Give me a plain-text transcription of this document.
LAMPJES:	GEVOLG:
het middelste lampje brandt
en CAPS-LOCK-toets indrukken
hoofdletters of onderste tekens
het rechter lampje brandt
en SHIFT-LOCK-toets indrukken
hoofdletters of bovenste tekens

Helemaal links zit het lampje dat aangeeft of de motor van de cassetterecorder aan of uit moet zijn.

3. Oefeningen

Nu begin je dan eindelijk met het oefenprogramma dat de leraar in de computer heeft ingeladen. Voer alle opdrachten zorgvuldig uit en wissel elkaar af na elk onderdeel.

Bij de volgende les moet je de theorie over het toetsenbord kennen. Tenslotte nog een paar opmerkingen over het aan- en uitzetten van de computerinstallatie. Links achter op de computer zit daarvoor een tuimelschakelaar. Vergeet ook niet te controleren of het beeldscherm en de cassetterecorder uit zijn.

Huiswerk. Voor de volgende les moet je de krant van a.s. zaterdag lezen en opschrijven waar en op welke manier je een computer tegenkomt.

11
□ □ □
Exact copies of all the records are required.

Give me a plain-text transcription of this document.
LAMPJES:	GEVOLG:
het middelste lampje brandt
en CAPS-LOCK-toets indrukken
hoofdletters of onderste tekens
het rechter lampje brandt
en SHIFT-LOCK-toets indrukken
hoofdletters of bovenste tekens

Helemaal links zit het lampje dat aangeeft of de motor van de cassetterecorder aan of uit moet zijn.

3. Oefeningen

Nu begin je dan eindelijk met het oefenprogramma dat de leraar in de computer heeft ingeladen. Voer alle opdrachten zorgvuldig uit en wissel elkaar af na elk onderdeel.

Bij de volgende les moet je de theorie over het toetsenbord kennen. Tenslotte nog een paar opmerkingen over het aan- en uitzetten van de computerinstallatie. Links achter op de computer zit daarvoor een tuimelschakelaar. Vergeet ook niet te controleren of het beeldscherm en de cassetterecorder uit zijn.

Huiswerk. Voor de volgende les moet je de krant van a.s. zaterdag lezen en opschrijven waar en op welke manier je een computer tegenkomt.

11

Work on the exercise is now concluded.